▶ AIM
Scan the following material for the string "Megan" and copy each line in which it appears.

▶ RECORDS FOR THE EXERCISE
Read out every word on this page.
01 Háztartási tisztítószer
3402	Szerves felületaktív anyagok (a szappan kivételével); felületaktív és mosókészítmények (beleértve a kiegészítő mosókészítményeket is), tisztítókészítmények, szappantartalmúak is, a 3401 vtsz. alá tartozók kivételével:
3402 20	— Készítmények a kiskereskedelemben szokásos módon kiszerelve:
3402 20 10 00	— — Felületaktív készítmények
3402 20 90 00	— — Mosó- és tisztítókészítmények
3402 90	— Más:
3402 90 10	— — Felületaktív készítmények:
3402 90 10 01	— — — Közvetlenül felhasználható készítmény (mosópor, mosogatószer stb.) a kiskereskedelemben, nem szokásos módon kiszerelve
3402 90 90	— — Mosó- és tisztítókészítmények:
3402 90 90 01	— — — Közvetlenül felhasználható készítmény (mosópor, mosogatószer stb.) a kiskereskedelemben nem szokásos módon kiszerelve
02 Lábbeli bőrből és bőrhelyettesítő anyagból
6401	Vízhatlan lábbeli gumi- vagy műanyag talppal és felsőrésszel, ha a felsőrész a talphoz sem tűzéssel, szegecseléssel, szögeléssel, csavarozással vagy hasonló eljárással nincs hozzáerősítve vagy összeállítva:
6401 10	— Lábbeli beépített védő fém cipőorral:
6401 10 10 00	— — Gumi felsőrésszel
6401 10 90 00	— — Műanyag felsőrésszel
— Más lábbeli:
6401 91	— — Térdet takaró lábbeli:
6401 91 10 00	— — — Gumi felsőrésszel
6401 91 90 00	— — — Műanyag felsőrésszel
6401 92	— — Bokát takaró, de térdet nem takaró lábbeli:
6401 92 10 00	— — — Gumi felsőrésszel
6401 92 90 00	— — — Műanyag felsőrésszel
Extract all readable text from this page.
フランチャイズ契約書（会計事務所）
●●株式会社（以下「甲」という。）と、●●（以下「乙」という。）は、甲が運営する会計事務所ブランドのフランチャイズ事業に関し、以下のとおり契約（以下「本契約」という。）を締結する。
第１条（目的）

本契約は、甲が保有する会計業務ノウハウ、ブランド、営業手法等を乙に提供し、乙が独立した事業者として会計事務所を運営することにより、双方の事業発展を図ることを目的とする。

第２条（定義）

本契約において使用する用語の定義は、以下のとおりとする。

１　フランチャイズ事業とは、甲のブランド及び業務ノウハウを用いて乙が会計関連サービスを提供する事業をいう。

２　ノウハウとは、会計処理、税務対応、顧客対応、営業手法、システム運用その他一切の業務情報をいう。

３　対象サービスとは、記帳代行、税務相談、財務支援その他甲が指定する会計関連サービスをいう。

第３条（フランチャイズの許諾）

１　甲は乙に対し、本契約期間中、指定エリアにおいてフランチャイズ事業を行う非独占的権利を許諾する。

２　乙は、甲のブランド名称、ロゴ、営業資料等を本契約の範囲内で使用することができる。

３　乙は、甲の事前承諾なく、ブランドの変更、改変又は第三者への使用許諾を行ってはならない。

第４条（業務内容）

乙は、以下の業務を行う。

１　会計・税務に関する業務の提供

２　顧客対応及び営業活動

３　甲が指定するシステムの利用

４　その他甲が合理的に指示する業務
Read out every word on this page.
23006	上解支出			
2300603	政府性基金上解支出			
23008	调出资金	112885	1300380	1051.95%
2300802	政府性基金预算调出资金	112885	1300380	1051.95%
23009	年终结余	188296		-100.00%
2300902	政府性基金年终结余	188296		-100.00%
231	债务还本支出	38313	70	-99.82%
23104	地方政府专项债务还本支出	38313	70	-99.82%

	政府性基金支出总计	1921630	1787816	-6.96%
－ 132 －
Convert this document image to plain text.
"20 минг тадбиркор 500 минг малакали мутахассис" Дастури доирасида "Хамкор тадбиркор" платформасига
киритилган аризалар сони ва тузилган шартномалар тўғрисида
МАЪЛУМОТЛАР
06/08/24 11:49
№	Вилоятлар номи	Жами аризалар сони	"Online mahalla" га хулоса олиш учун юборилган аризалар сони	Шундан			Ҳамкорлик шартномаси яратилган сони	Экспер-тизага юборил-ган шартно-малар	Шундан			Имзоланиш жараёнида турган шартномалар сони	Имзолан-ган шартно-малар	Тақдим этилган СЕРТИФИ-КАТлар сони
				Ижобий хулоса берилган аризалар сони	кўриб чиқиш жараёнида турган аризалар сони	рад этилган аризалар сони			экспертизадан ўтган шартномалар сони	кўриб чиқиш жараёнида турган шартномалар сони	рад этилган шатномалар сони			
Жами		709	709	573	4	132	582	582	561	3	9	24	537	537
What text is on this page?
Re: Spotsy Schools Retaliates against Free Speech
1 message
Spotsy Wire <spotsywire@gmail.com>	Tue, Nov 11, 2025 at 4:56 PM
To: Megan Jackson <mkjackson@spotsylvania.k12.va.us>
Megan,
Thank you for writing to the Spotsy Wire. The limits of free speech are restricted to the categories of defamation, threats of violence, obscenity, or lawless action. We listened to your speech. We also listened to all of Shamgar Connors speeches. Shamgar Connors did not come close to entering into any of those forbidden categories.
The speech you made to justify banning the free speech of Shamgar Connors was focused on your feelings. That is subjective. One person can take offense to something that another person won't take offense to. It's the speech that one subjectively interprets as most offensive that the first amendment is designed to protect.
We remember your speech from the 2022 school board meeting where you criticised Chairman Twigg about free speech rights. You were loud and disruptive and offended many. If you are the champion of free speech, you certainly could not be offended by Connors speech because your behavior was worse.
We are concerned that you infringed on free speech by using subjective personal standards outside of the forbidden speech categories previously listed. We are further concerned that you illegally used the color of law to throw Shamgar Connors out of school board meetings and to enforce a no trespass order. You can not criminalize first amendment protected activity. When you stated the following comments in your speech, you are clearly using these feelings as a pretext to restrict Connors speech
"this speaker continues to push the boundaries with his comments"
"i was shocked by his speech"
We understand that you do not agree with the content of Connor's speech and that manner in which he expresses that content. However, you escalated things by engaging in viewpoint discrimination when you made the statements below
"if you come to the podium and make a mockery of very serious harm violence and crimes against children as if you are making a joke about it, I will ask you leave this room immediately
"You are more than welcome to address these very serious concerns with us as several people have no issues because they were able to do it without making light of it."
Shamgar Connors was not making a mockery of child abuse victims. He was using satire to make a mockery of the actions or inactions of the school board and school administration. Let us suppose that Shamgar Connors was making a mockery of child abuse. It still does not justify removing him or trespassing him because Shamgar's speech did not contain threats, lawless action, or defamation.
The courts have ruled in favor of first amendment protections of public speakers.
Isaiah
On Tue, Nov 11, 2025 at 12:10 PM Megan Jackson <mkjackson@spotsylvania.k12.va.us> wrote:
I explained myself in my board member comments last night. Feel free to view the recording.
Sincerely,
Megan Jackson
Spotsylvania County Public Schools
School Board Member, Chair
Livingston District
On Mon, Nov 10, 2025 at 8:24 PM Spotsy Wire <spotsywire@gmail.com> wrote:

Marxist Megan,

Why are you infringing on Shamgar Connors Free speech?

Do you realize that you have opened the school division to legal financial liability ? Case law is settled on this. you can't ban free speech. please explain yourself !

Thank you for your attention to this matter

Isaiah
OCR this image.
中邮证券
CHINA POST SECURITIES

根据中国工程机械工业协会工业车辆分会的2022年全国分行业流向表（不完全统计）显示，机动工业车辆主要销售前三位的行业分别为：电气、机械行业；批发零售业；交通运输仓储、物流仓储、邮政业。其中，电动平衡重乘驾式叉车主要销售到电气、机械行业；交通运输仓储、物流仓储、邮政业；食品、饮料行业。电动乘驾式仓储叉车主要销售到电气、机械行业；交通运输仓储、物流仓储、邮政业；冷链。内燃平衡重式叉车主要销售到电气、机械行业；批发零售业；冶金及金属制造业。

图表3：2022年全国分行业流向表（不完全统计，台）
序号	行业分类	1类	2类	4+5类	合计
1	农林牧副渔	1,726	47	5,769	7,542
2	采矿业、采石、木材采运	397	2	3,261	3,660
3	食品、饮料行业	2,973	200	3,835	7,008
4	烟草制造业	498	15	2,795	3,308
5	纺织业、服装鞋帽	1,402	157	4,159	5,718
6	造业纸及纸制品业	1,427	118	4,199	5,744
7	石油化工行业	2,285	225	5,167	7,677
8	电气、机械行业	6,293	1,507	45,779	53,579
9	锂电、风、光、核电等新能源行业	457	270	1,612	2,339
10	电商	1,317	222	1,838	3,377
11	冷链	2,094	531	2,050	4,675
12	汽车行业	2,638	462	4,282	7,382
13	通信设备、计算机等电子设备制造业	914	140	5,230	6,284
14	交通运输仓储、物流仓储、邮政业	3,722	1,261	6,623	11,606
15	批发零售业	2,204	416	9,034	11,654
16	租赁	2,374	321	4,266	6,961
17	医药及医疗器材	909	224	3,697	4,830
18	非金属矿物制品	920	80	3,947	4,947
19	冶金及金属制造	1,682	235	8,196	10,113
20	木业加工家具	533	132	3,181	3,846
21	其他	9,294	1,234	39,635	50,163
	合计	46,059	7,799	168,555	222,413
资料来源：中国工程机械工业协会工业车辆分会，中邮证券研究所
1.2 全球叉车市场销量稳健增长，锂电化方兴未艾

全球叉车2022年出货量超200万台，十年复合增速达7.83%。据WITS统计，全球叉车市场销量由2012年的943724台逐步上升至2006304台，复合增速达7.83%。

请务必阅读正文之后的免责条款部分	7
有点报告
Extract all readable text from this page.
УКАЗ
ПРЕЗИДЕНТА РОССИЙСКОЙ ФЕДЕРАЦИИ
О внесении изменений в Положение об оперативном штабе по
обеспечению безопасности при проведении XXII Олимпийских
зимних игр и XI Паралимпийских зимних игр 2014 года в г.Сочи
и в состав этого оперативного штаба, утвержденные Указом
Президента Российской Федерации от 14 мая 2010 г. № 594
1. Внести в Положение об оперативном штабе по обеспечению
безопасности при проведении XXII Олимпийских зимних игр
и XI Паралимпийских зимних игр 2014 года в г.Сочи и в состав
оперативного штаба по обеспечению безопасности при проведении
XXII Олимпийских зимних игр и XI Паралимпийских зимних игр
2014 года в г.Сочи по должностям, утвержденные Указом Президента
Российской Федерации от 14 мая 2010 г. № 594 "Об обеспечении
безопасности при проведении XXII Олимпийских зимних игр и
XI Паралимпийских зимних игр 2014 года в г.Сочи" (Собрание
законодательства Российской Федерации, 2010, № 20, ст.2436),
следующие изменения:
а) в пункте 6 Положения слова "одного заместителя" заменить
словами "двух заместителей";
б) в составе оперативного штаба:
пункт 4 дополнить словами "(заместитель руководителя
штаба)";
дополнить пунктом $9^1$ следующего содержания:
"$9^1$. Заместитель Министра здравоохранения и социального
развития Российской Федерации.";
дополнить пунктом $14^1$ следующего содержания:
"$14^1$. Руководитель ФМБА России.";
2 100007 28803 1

▶ EXPECTED ANSWER
To: Megan Jackson <mkjackson@spotsylvania.k12.va.us>
Megan,
On Tue, Nov 11, 2025 at 12:10 PM Megan Jackson <mkjackson@spotsylvania.k12.va.us> wrote:
Megan Jackson
Marxist Megan,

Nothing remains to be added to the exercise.